-- Given instruction --
Go through the entries below and retype them exactly, omitting each picture.

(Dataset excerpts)
--- START ---

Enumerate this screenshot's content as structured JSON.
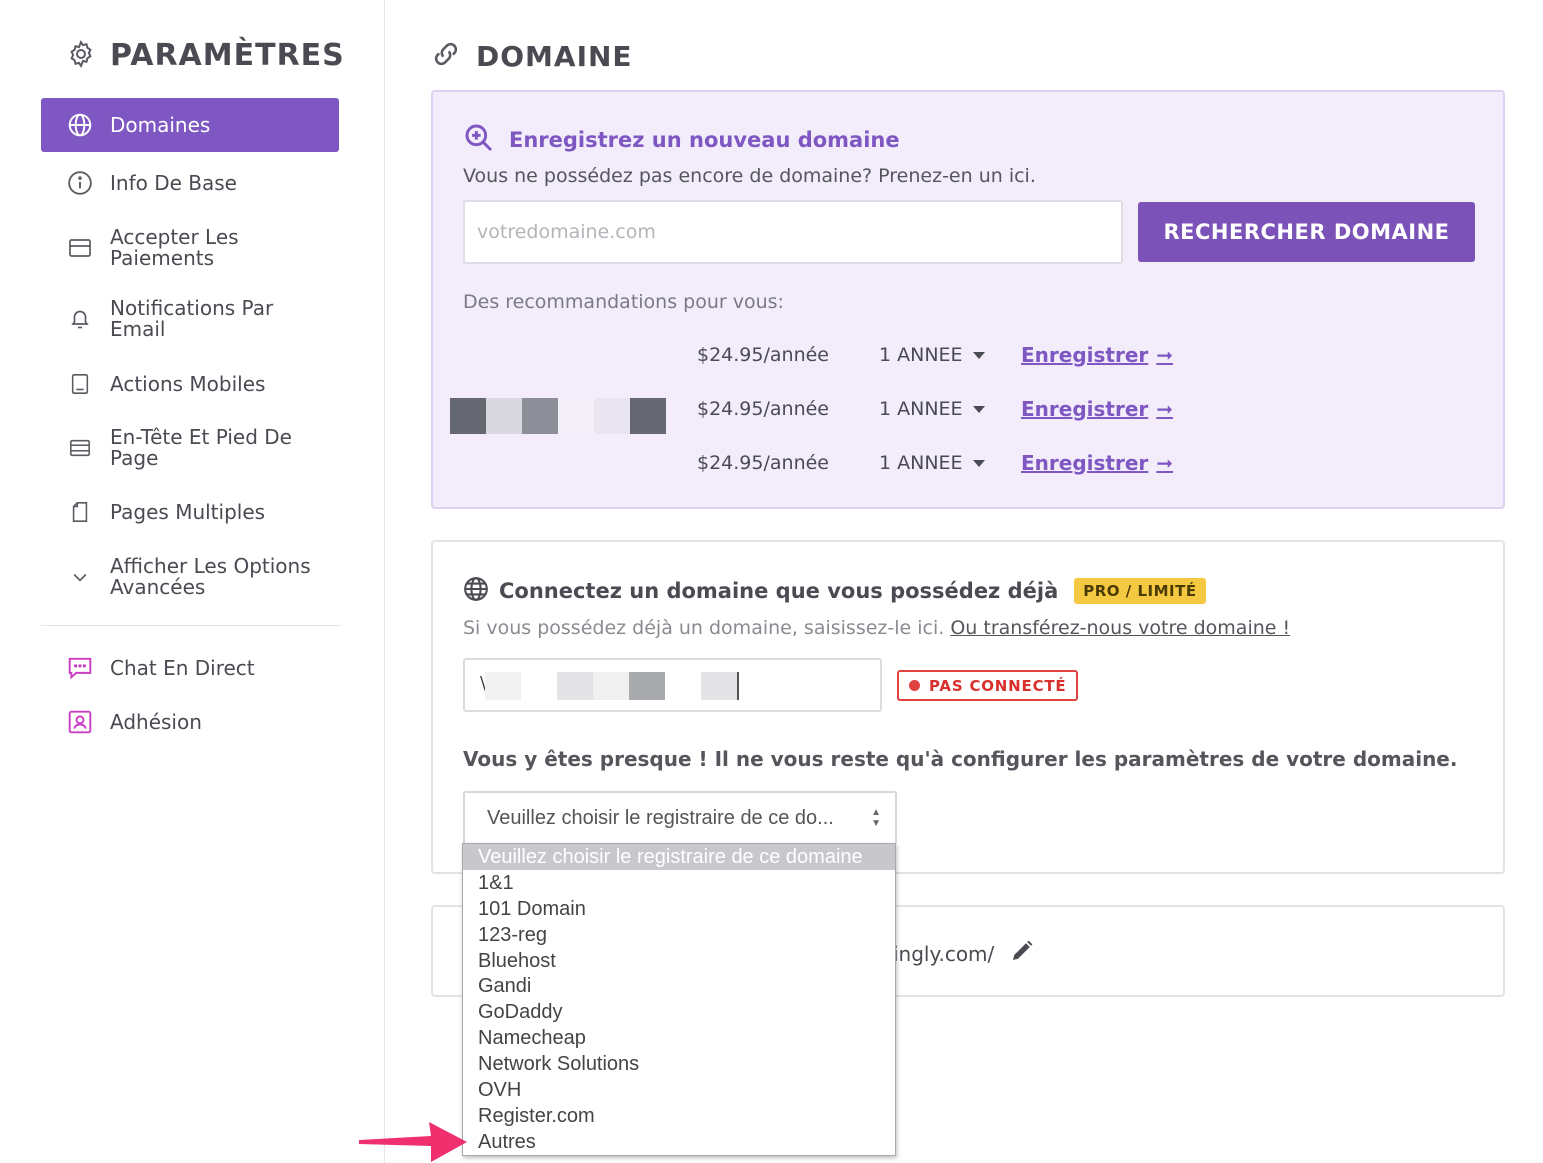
{
  "sidebar": {
    "title": "PARAMÈTRES",
    "items": [
      {
        "label": "Domaines",
        "icon": "globe-icon"
      },
      {
        "label": "Info De Base",
        "icon": "info-icon"
      },
      {
        "label": "Accepter Les Paiements",
        "icon": "credit-card-icon"
      },
      {
        "label": "Notifications Par Email",
        "icon": "bell-icon"
      },
      {
        "label": "Actions Mobiles",
        "icon": "tablet-icon"
      },
      {
        "label": "En-Tête Et Pied De Page",
        "icon": "layout-icon"
      },
      {
        "label": "Pages Multiples",
        "icon": "pages-icon"
      },
      {
        "label": "Afficher Les Options Avancées",
        "icon": "chevron-down-icon"
      }
    ],
    "extra_items": [
      {
        "label": "Chat En Direct",
        "icon": "chat-icon"
      },
      {
        "label": "Adhésion",
        "icon": "member-icon"
      }
    ]
  },
  "main": {
    "title": "DOMAINE",
    "register": {
      "heading": "Enregistrez un nouveau domaine",
      "subtitle": "Vous ne possédez pas encore de domaine? Prenez-en un ici.",
      "placeholder": "votredomaine.com",
      "button": "RECHERCHER DOMAINE",
      "recommend_label": "Des recommandations pour vous:",
      "recommendations": [
        {
          "price": "$24.95/année",
          "period": "1 ANNEE",
          "action": "Enregistrer"
        },
        {
          "price": "$24.95/année",
          "period": "1 ANNEE",
          "action": "Enregistrer"
        },
        {
          "price": "$24.95/année",
          "period": "1 ANNEE",
          "action": "Enregistrer"
        }
      ]
    },
    "connect": {
      "heading": "Connectez un domaine que vous possédez déjà",
      "badge": "PRO / LIMITÉ",
      "subtitle": "Si vous possédez déjà un domaine, saisissez-le ici.",
      "transfer_link": "Ou transférez-nous votre domaine !",
      "input_prefix": "\\",
      "status": "PAS CONNECTÉ",
      "almost": "Vous y êtes presque ! Il ne vous reste qu'à configurer les paramètres de votre domaine.",
      "select_value": "Veuillez choisir le registraire de ce do..."
    },
    "url": {
      "text": "ingly.com/"
    },
    "registrar_options": [
      "Veuillez choisir le registraire de ce domaine",
      "1&1",
      "101 Domain",
      "123-reg",
      "Bluehost",
      "Gandi",
      "GoDaddy",
      "Namecheap",
      "Network Solutions",
      "OVH",
      "Register.com",
      "Autres"
    ]
  },
  "colors": {
    "accent": "#7e57c2",
    "accent_bg": "#f2ecfb",
    "badge_yellow": "#f5c842",
    "status_red": "#e0433f",
    "annotation_arrow": "#f0306e"
  }
}
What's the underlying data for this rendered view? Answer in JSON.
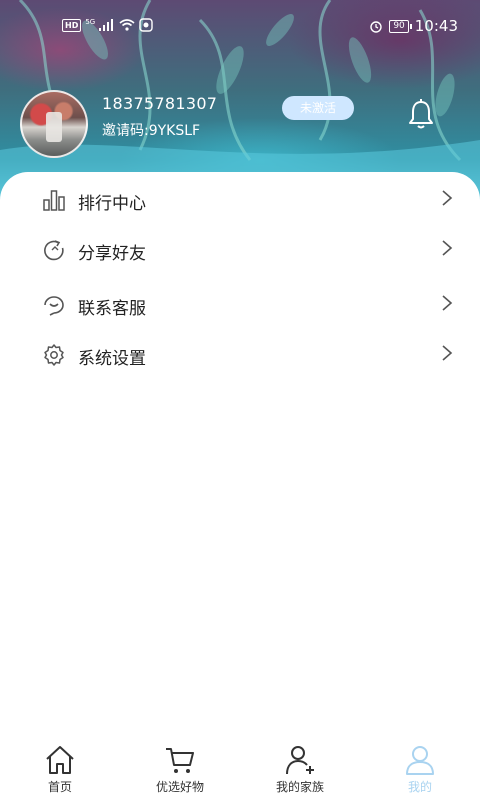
{
  "status_bar": {
    "hd": "HD",
    "network": "5G",
    "battery": "90",
    "time": "10:43"
  },
  "profile": {
    "phone": "18375781307",
    "invite_code": "邀请码:9YKSLF",
    "status_badge": "未激活"
  },
  "menu": [
    {
      "label": "排行中心",
      "icon": "bar-chart-icon"
    },
    {
      "label": "分享好友",
      "icon": "share-refresh-icon"
    },
    {
      "label": "联系客服",
      "icon": "customer-service-icon"
    },
    {
      "label": "系统设置",
      "icon": "gear-icon"
    }
  ],
  "bottom_nav": [
    {
      "label": "首页",
      "icon": "home-icon"
    },
    {
      "label": "优选好物",
      "icon": "cart-icon"
    },
    {
      "label": "我的家族",
      "icon": "add-user-icon"
    },
    {
      "label": "我的",
      "icon": "user-icon",
      "active": true
    }
  ],
  "colors": {
    "active_tab": "#a9d3f0",
    "badge_bg": "#cfe7ff",
    "text": "#222222"
  }
}
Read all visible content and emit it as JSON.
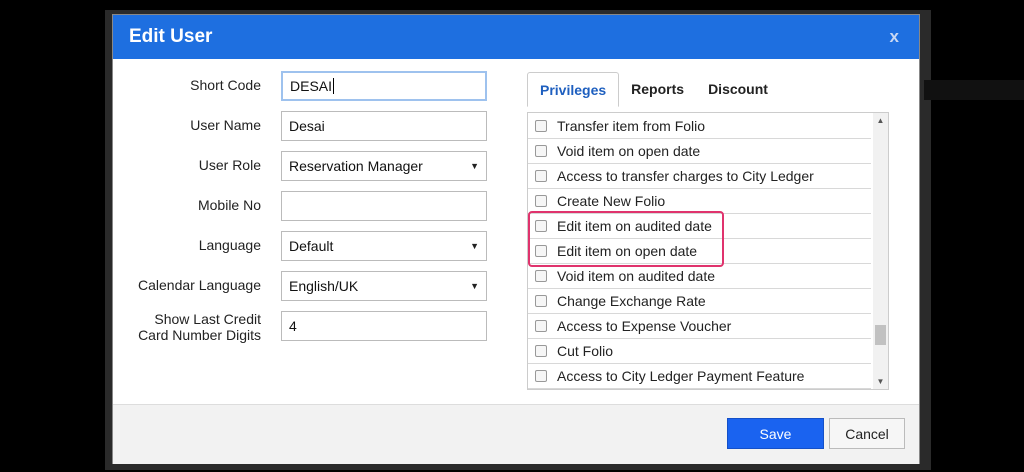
{
  "modal": {
    "title": "Edit User",
    "close_label": "x"
  },
  "form": {
    "short_code": {
      "label": "Short Code",
      "value": "DESAI"
    },
    "user_name": {
      "label": "User Name",
      "value": "Desai"
    },
    "user_role": {
      "label": "User Role",
      "value": "Reservation Manager"
    },
    "mobile_no": {
      "label": "Mobile No",
      "value": ""
    },
    "language": {
      "label": "Language",
      "value": "Default"
    },
    "calendar_language": {
      "label": "Calendar Language",
      "value": "English/UK"
    },
    "show_last_digits": {
      "label_line1": "Show Last Credit",
      "label_line2": "Card Number Digits",
      "value": "4"
    }
  },
  "tabs": [
    {
      "label": "Privileges"
    },
    {
      "label": "Reports"
    },
    {
      "label": "Discount"
    }
  ],
  "privileges": [
    "Transfer item from Folio",
    "Void item on open date",
    "Access to transfer charges to City Ledger",
    "Create New Folio",
    "Edit item on audited date",
    "Edit item on open date",
    "Void item on audited date",
    "Change Exchange Rate",
    "Access to Expense Voucher",
    "Cut Folio",
    "Access to City Ledger Payment Feature"
  ],
  "footer": {
    "save_label": "Save",
    "cancel_label": "Cancel"
  },
  "colors": {
    "header": "#1e6fe0",
    "save_button": "#1a63f0",
    "highlight": "#e0336d",
    "active_tab": "#1e5fbf"
  },
  "icons": {
    "close": "close-icon",
    "select_arrow": "chevron-down-icon",
    "checkbox": "checkbox-icon"
  }
}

--- END ---

-- Task response --
Enumerate this screenshot's content as structured JSON.
{
  "sidebar": {
    "title": "PARAMÈTRES",
    "items": [
      {
        "label": "Domaines",
        "icon": "globe-icon"
      },
      {
        "label": "Info De Base",
        "icon": "info-icon"
      },
      {
        "label": "Accepter Les Paiements",
        "icon": "credit-card-icon"
      },
      {
        "label": "Notifications Par Email",
        "icon": "bell-icon"
      },
      {
        "label": "Actions Mobiles",
        "icon": "tablet-icon"
      },
      {
        "label": "En-Tête Et Pied De Page",
        "icon": "layout-icon"
      },
      {
        "label": "Pages Multiples",
        "icon": "pages-icon"
      },
      {
        "label": "Afficher Les Options Avancées",
        "icon": "chevron-down-icon"
      }
    ],
    "extra_items": [
      {
        "label": "Chat En Direct",
        "icon": "chat-icon"
      },
      {
        "label": "Adhésion",
        "icon": "member-icon"
      }
    ]
  },
  "main": {
    "title": "DOMAINE",
    "register": {
      "heading": "Enregistrez un nouveau domaine",
      "subtitle": "Vous ne possédez pas encore de domaine? Prenez-en un ici.",
      "placeholder": "votredomaine.com",
      "button": "RECHERCHER DOMAINE",
      "recommend_label": "Des recommandations pour vous:",
      "recommendations": [
        {
          "price": "$24.95/année",
          "period": "1 ANNEE",
          "action": "Enregistrer"
        },
        {
          "price": "$24.95/année",
          "period": "1 ANNEE",
          "action": "Enregistrer"
        },
        {
          "price": "$24.95/année",
          "period": "1 ANNEE",
          "action": "Enregistrer"
        }
      ]
    },
    "connect": {
      "heading": "Connectez un domaine que vous possédez déjà",
      "badge": "PRO / LIMITÉ",
      "subtitle": "Si vous possédez déjà un domaine, saisissez-le ici.",
      "transfer_link": "Ou transférez-nous votre domaine !",
      "input_prefix": "\\",
      "status": "PAS CONNECTÉ",
      "almost": "Vous y êtes presque ! Il ne vous reste qu'à configurer les paramètres de votre domaine.",
      "select_value": "Veuillez choisir le registraire de ce do..."
    },
    "url": {
      "text": "ingly.com/"
    },
    "registrar_options": [
      "Veuillez choisir le registraire de ce domaine",
      "1&1",
      "101 Domain",
      "123-reg",
      "Bluehost",
      "Gandi",
      "GoDaddy",
      "Namecheap",
      "Network Solutions",
      "OVH",
      "Register.com",
      "Autres"
    ]
  },
  "colors": {
    "accent": "#7e57c2",
    "accent_bg": "#f2ecfb",
    "badge_yellow": "#f5c842",
    "status_red": "#e0433f",
    "annotation_arrow": "#f0306e"
  }
}
What's the underlying data for this rendered view? Answer in JSON.
{
  "status_bar": {
    "hd": "HD",
    "network": "5G",
    "battery": "90",
    "time": "10:43"
  },
  "profile": {
    "phone": "18375781307",
    "invite_code": "邀请码:9YKSLF",
    "status_badge": "未激活"
  },
  "menu": [
    {
      "label": "排行中心",
      "icon": "bar-chart-icon"
    },
    {
      "label": "分享好友",
      "icon": "share-refresh-icon"
    },
    {
      "label": "联系客服",
      "icon": "customer-service-icon"
    },
    {
      "label": "系统设置",
      "icon": "gear-icon"
    }
  ],
  "bottom_nav": [
    {
      "label": "首页",
      "icon": "home-icon"
    },
    {
      "label": "优选好物",
      "icon": "cart-icon"
    },
    {
      "label": "我的家族",
      "icon": "add-user-icon"
    },
    {
      "label": "我的",
      "icon": "user-icon",
      "active": true
    }
  ],
  "colors": {
    "active_tab": "#a9d3f0",
    "badge_bg": "#cfe7ff",
    "text": "#222222"
  }
}
Read all visible content and emit it as JSON.
{
  "modal": {
    "title": "Edit User",
    "close_label": "x"
  },
  "form": {
    "short_code": {
      "label": "Short Code",
      "value": "DESAI"
    },
    "user_name": {
      "label": "User Name",
      "value": "Desai"
    },
    "user_role": {
      "label": "User Role",
      "value": "Reservation Manager"
    },
    "mobile_no": {
      "label": "Mobile No",
      "value": ""
    },
    "language": {
      "label": "Language",
      "value": "Default"
    },
    "calendar_language": {
      "label": "Calendar Language",
      "value": "English/UK"
    },
    "show_last_digits": {
      "label_line1": "Show Last Credit",
      "label_line2": "Card Number Digits",
      "value": "4"
    }
  },
  "tabs": [
    {
      "label": "Privileges"
    },
    {
      "label": "Reports"
    },
    {
      "label": "Discount"
    }
  ],
  "privileges": [
    "Transfer item from Folio",
    "Void item on open date",
    "Access to transfer charges to City Ledger",
    "Create New Folio",
    "Edit item on audited date",
    "Edit item on open date",
    "Void item on audited date",
    "Change Exchange Rate",
    "Access to Expense Voucher",
    "Cut Folio",
    "Access to City Ledger Payment Feature"
  ],
  "footer": {
    "save_label": "Save",
    "cancel_label": "Cancel"
  },
  "colors": {
    "header": "#1e6fe0",
    "save_button": "#1a63f0",
    "highlight": "#e0336d",
    "active_tab": "#1e5fbf"
  },
  "icons": {
    "close": "close-icon",
    "select_arrow": "chevron-down-icon",
    "checkbox": "checkbox-icon"
  }
}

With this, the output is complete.